##### Given records #####
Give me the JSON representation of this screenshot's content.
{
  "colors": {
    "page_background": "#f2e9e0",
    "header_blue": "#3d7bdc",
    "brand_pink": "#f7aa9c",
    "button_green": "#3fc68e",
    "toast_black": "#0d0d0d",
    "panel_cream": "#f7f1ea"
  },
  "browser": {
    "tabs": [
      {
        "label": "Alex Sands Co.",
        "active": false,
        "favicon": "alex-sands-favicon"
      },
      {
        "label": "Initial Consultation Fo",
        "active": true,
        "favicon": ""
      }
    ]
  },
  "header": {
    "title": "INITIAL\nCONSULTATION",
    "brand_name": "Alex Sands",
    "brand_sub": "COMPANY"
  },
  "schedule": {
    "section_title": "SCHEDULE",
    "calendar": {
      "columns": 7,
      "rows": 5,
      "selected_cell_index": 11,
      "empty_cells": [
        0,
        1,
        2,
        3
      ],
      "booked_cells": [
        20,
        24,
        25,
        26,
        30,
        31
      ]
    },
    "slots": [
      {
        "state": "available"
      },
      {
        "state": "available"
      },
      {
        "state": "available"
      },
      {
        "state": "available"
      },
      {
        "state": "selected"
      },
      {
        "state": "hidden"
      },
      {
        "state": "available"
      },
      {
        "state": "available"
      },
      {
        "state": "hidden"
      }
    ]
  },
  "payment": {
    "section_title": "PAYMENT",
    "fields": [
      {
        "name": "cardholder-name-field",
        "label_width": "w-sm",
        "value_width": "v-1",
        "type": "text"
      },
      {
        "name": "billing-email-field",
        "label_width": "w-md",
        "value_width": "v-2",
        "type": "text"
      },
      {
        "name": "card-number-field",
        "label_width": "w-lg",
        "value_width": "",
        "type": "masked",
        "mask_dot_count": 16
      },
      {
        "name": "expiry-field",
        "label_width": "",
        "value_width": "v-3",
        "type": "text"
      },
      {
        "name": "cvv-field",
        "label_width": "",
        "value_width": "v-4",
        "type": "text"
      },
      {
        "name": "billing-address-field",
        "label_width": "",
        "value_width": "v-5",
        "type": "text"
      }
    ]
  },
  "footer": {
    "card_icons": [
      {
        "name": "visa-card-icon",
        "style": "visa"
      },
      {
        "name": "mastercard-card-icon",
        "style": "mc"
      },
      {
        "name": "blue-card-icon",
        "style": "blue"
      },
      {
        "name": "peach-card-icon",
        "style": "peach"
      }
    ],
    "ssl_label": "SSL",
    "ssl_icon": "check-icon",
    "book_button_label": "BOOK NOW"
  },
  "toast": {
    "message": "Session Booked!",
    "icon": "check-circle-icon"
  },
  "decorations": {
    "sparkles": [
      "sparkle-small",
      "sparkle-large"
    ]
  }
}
#####
What to produce: Filter the records above for lines containing the word "style", and copy those lines.

Final result:
        "style": "visa"
        "style": "mc"
        "style": "blue"
        "style": "peach"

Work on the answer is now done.